⟨

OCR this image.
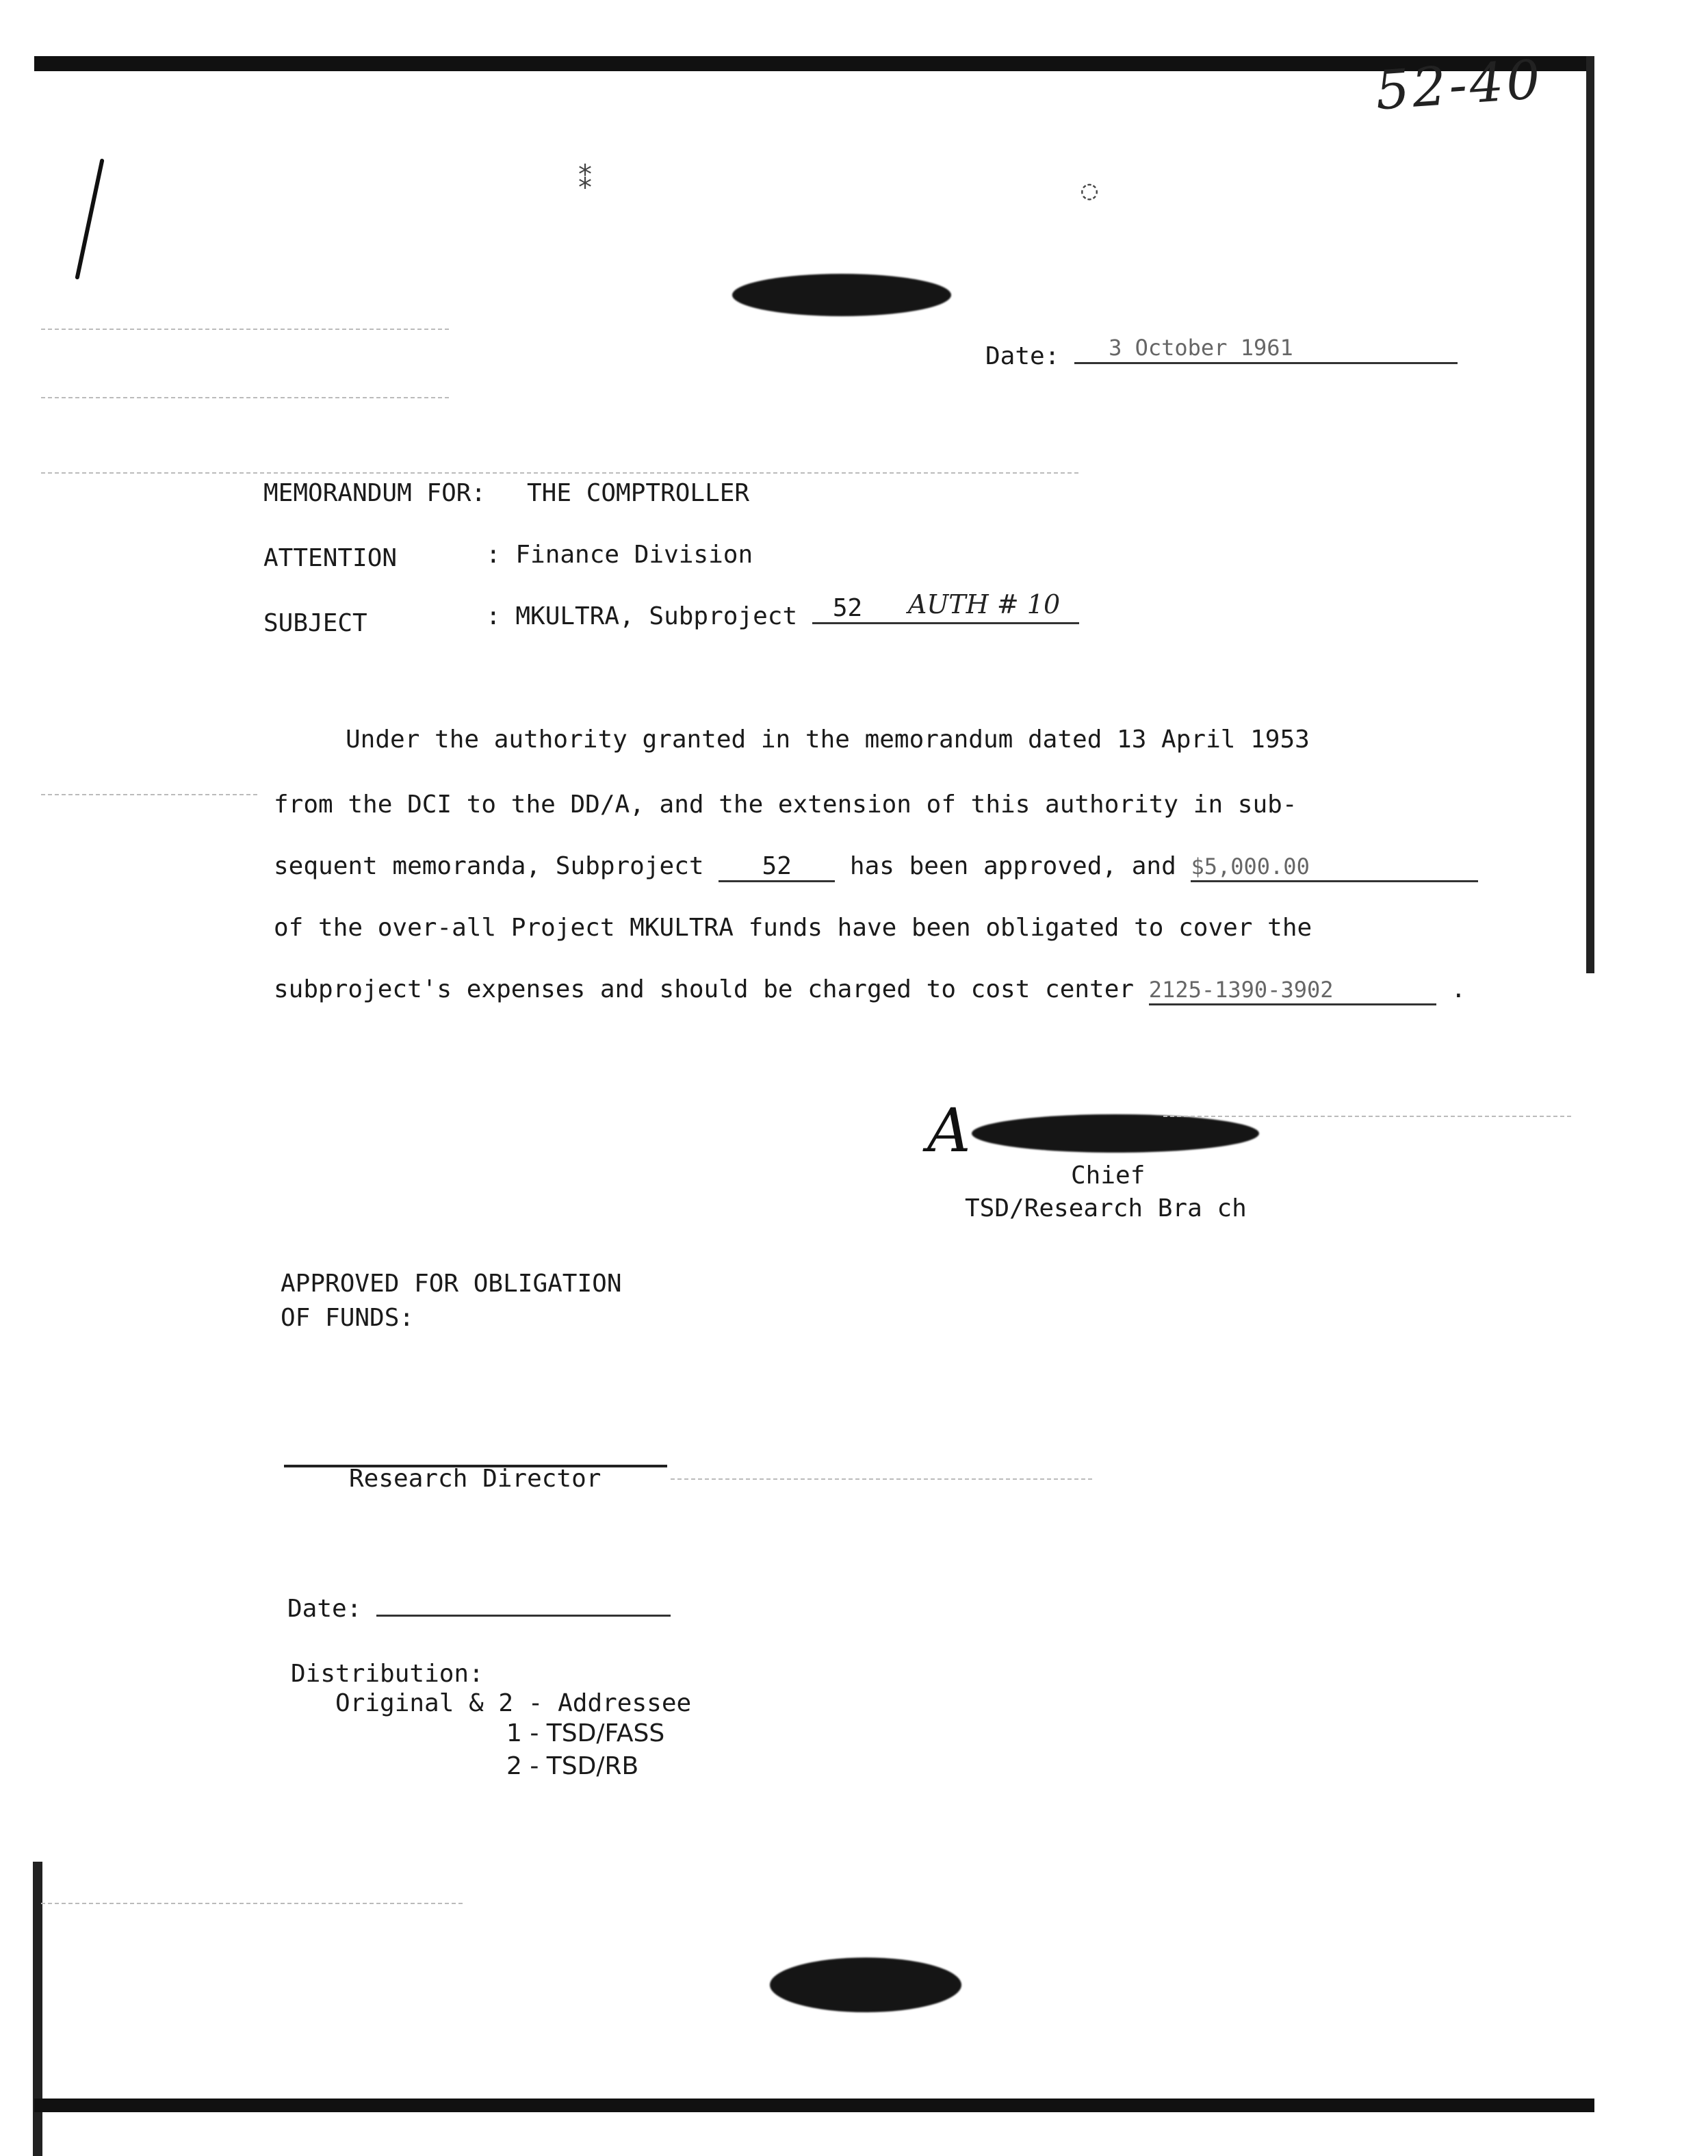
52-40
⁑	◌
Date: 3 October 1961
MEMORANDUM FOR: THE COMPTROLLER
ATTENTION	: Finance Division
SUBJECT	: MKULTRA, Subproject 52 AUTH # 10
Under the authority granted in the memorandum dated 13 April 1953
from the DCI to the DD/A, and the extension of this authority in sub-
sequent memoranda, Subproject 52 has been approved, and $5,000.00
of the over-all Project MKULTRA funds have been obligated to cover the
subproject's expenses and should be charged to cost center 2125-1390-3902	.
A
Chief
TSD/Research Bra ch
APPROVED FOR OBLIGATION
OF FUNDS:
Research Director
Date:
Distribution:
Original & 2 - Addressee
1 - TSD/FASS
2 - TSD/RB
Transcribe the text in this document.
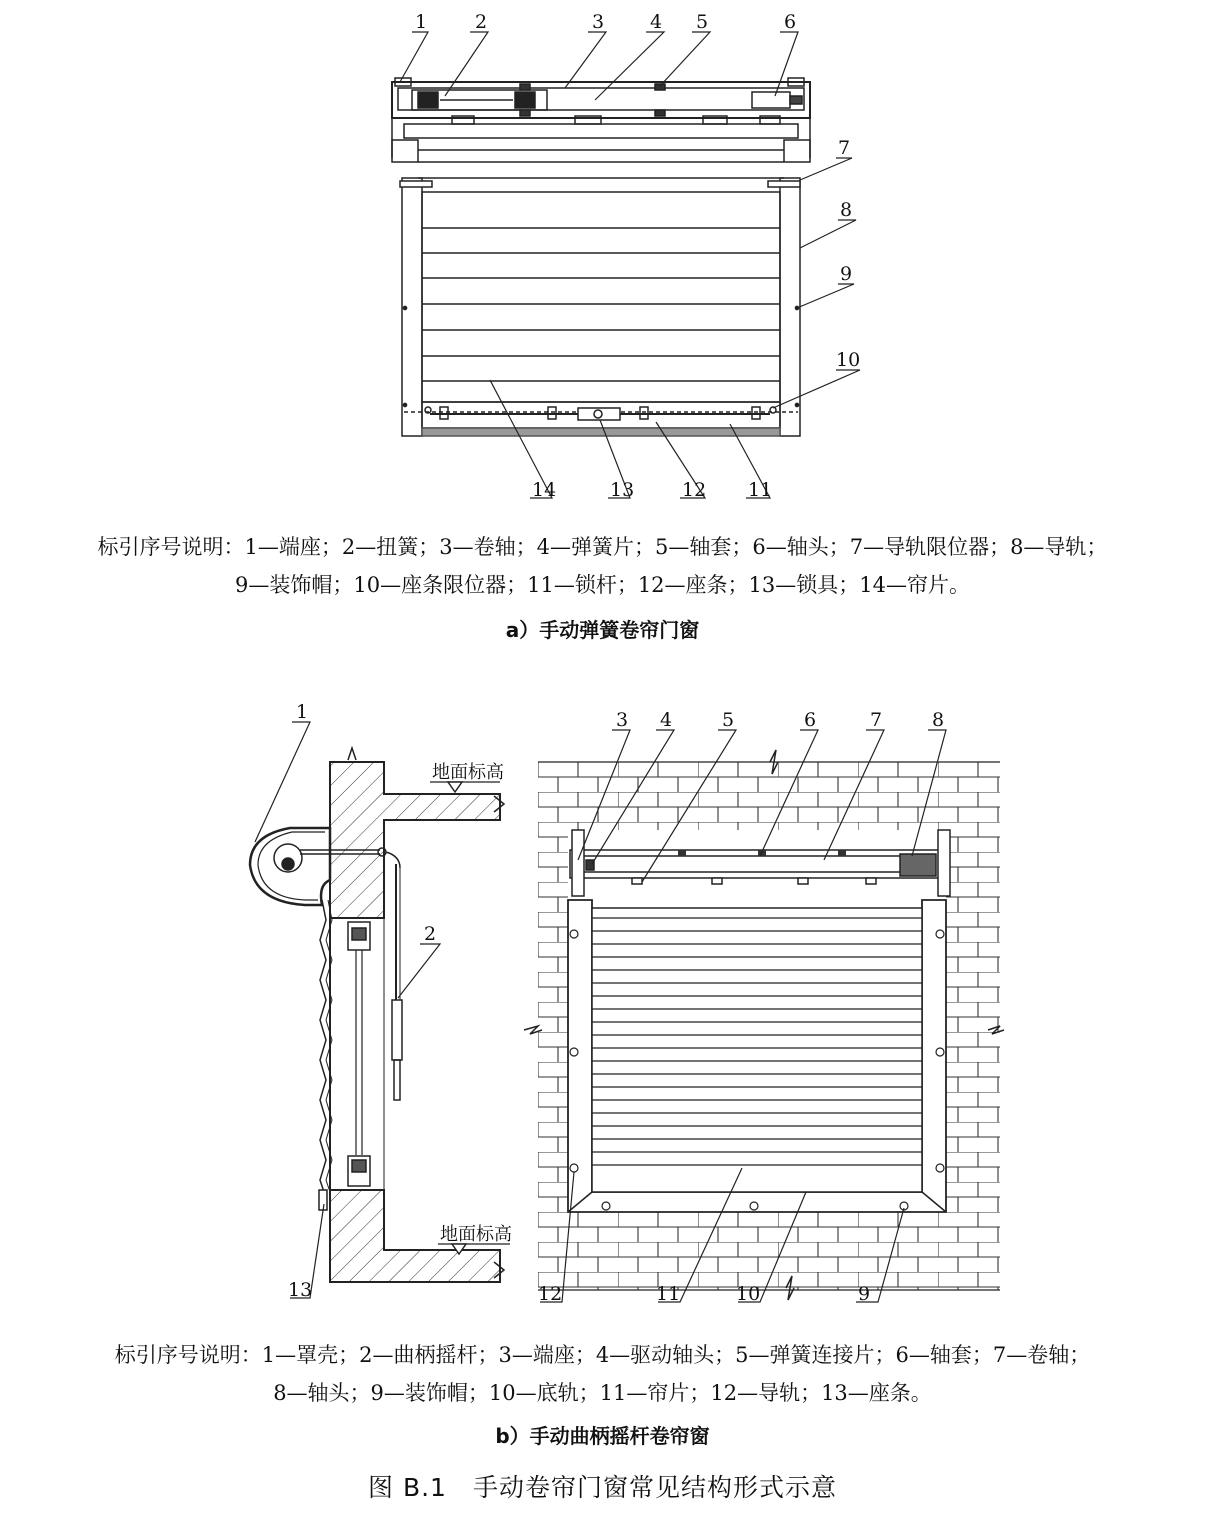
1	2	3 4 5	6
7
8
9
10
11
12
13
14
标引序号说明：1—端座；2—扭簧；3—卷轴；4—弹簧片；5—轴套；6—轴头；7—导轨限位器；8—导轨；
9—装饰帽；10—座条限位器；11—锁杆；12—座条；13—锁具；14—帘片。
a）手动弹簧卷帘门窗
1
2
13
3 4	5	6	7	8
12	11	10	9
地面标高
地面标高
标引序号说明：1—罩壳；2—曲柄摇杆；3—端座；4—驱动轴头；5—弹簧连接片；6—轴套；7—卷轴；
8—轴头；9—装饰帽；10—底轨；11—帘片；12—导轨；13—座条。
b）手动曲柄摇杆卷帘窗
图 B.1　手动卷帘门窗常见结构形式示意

⟩

## PROBLEM STATEMENT
All preceding records should be duplicated verbatim, images excepted.

## ANSWER FOR THE TASK
OCR this image.
52-40
⁑	◌
Date: 3 October 1961
MEMORANDUM FOR: THE COMPTROLLER
ATTENTION	: Finance Division
SUBJECT	: MKULTRA, Subproject 52 AUTH # 10
Under the authority granted in the memorandum dated 13 April 1953
from the DCI to the DD/A, and the extension of this authority in sub-
sequent memoranda, Subproject 52 has been approved, and $5,000.00
of the over-all Project MKULTRA funds have been obligated to cover the
subproject's expenses and should be charged to cost center 2125-1390-3902	.
A
Chief
TSD/Research Bra ch
APPROVED FOR OBLIGATION
OF FUNDS:
Research Director
Date:
Distribution:
Original & 2 - Addressee
1 - TSD/FASS
2 - TSD/RB
Transcribe the text in this document.
1	2	3 4 5	6
7
8
9
10
11
12
13
14
标引序号说明：1—端座；2—扭簧；3—卷轴；4—弹簧片；5—轴套；6—轴头；7—导轨限位器；8—导轨；
9—装饰帽；10—座条限位器；11—锁杆；12—座条；13—锁具；14—帘片。
a）手动弹簧卷帘门窗
1
2
13
3 4	5	6	7	8
12	11	10	9
地面标高
地面标高
标引序号说明：1—罩壳；2—曲柄摇杆；3—端座；4—驱动轴头；5—弹簧连接片；6—轴套；7—卷轴；
8—轴头；9—装饰帽；10—底轨；11—帘片；12—导轨；13—座条。
b）手动曲柄摇杆卷帘窗
图 B.1　手动卷帘门窗常见结构形式示意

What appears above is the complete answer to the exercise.